**The request**. Output each entry exactly; skip nothing.

**Material supplied**.
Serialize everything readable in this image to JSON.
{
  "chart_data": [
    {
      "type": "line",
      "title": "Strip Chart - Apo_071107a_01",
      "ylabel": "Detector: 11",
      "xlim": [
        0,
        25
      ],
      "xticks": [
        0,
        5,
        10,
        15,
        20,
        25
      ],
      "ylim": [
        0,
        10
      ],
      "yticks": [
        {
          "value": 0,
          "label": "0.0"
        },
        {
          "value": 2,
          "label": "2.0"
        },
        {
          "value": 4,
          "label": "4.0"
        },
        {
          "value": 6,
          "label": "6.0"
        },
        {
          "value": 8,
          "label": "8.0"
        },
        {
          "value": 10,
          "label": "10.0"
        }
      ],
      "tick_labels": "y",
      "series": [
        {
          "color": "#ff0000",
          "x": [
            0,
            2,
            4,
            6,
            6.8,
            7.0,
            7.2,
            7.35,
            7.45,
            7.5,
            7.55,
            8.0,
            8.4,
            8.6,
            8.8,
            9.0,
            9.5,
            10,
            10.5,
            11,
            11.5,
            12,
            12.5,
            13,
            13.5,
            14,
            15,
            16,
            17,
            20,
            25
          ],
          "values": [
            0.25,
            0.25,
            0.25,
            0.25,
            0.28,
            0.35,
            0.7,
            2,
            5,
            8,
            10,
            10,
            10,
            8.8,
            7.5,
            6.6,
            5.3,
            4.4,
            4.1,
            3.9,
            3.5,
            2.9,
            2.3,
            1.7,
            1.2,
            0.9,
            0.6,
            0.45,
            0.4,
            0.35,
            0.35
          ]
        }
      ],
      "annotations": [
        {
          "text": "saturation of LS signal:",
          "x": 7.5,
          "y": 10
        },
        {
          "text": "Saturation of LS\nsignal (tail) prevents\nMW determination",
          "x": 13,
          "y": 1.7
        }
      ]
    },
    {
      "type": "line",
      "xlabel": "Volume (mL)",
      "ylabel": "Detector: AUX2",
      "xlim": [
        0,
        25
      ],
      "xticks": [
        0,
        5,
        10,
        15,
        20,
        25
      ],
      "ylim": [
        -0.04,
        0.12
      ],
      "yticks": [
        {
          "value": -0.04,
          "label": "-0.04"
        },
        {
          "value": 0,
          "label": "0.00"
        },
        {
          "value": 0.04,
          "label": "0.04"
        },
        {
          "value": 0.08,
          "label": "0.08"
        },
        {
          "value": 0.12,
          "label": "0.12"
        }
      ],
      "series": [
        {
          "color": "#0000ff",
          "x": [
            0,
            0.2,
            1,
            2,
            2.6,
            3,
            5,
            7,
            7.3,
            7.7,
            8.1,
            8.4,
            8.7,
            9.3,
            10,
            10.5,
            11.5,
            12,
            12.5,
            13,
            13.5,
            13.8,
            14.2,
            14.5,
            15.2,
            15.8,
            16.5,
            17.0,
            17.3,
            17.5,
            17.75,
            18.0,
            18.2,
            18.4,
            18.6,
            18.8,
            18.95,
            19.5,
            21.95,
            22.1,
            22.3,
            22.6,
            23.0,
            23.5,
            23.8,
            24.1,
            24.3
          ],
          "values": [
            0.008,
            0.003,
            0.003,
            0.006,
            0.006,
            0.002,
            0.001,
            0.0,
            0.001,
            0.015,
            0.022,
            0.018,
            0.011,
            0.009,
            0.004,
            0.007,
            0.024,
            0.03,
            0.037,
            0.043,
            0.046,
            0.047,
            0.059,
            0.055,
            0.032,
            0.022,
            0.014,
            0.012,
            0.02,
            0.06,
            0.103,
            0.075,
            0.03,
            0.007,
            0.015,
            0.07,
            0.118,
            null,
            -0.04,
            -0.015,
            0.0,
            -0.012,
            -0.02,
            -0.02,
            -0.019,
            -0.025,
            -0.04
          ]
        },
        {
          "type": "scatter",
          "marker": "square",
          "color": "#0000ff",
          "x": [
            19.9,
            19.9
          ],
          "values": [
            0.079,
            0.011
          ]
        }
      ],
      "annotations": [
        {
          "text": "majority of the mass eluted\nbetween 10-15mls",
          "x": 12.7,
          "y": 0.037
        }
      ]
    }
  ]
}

**Task solution**.
Serialize everything readable in this image to JSON.
{
  "chart_data": [
    {
      "type": "line",
      "title": "Strip Chart - Apo_071107a_01",
      "ylabel": "Detector: 11",
      "xlim": [
        0,
        25
      ],
      "xticks": [
        0,
        5,
        10,
        15,
        20,
        25
      ],
      "ylim": [
        0,
        10
      ],
      "yticks": [
        {
          "value": 0,
          "label": "0.0"
        },
        {
          "value": 2,
          "label": "2.0"
        },
        {
          "value": 4,
          "label": "4.0"
        },
        {
          "value": 6,
          "label": "6.0"
        },
        {
          "value": 8,
          "label": "8.0"
        },
        {
          "value": 10,
          "label": "10.0"
        }
      ],
      "tick_labels": "y",
      "series": [
        {
          "color": "#ff0000",
          "x": [
            0,
            2,
            4,
            6,
            6.8,
            7.0,
            7.2,
            7.35,
            7.45,
            7.5,
            7.55,
            8.0,
            8.4,
            8.6,
            8.8,
            9.0,
            9.5,
            10,
            10.5,
            11,
            11.5,
            12,
            12.5,
            13,
            13.5,
            14,
            15,
            16,
            17,
            20,
            25
          ],
          "values": [
            0.25,
            0.25,
            0.25,
            0.25,
            0.28,
            0.35,
            0.7,
            2,
            5,
            8,
            10,
            10,
            10,
            8.8,
            7.5,
            6.6,
            5.3,
            4.4,
            4.1,
            3.9,
            3.5,
            2.9,
            2.3,
            1.7,
            1.2,
            0.9,
            0.6,
            0.45,
            0.4,
            0.35,
            0.35
          ]
        }
      ],
      "annotations": [
        {
          "text": "saturation of LS signal:",
          "x": 7.5,
          "y": 10
        },
        {
          "text": "Saturation of LS\nsignal (tail) prevents\nMW determination",
          "x": 13,
          "y": 1.7
        }
      ]
    },
    {
      "type": "line",
      "xlabel": "Volume (mL)",
      "ylabel": "Detector: AUX2",
      "xlim": [
        0,
        25
      ],
      "xticks": [
        0,
        5,
        10,
        15,
        20,
        25
      ],
      "ylim": [
        -0.04,
        0.12
      ],
      "yticks": [
        {
          "value": -0.04,
          "label": "-0.04"
        },
        {
          "value": 0,
          "label": "0.00"
        },
        {
          "value": 0.04,
          "label": "0.04"
        },
        {
          "value": 0.08,
          "label": "0.08"
        },
        {
          "value": 0.12,
          "label": "0.12"
        }
      ],
      "series": [
        {
          "color": "#0000ff",
          "x": [
            0,
            0.2,
            1,
            2,
            2.6,
            3,
            5,
            7,
            7.3,
            7.7,
            8.1,
            8.4,
            8.7,
            9.3,
            10,
            10.5,
            11.5,
            12,
            12.5,
            13,
            13.5,
            13.8,
            14.2,
            14.5,
            15.2,
            15.8,
            16.5,
            17.0,
            17.3,
            17.5,
            17.75,
            18.0,
            18.2,
            18.4,
            18.6,
            18.8,
            18.95,
            19.5,
            21.95,
            22.1,
            22.3,
            22.6,
            23.0,
            23.5,
            23.8,
            24.1,
            24.3
          ],
          "values": [
            0.008,
            0.003,
            0.003,
            0.006,
            0.006,
            0.002,
            0.001,
            0.0,
            0.001,
            0.015,
            0.022,
            0.018,
            0.011,
            0.009,
            0.004,
            0.007,
            0.024,
            0.03,
            0.037,
            0.043,
            0.046,
            0.047,
            0.059,
            0.055,
            0.032,
            0.022,
            0.014,
            0.012,
            0.02,
            0.06,
            0.103,
            0.075,
            0.03,
            0.007,
            0.015,
            0.07,
            0.118,
            null,
            -0.04,
            -0.015,
            0.0,
            -0.012,
            -0.02,
            -0.02,
            -0.019,
            -0.025,
            -0.04
          ]
        },
        {
          "type": "scatter",
          "marker": "square",
          "color": "#0000ff",
          "x": [
            19.9,
            19.9
          ],
          "values": [
            0.079,
            0.011
          ]
        }
      ],
      "annotations": [
        {
          "text": "majority of the mass eluted\nbetween 10-15mls",
          "x": 12.7,
          "y": 0.037
        }
      ]
    }
  ]
}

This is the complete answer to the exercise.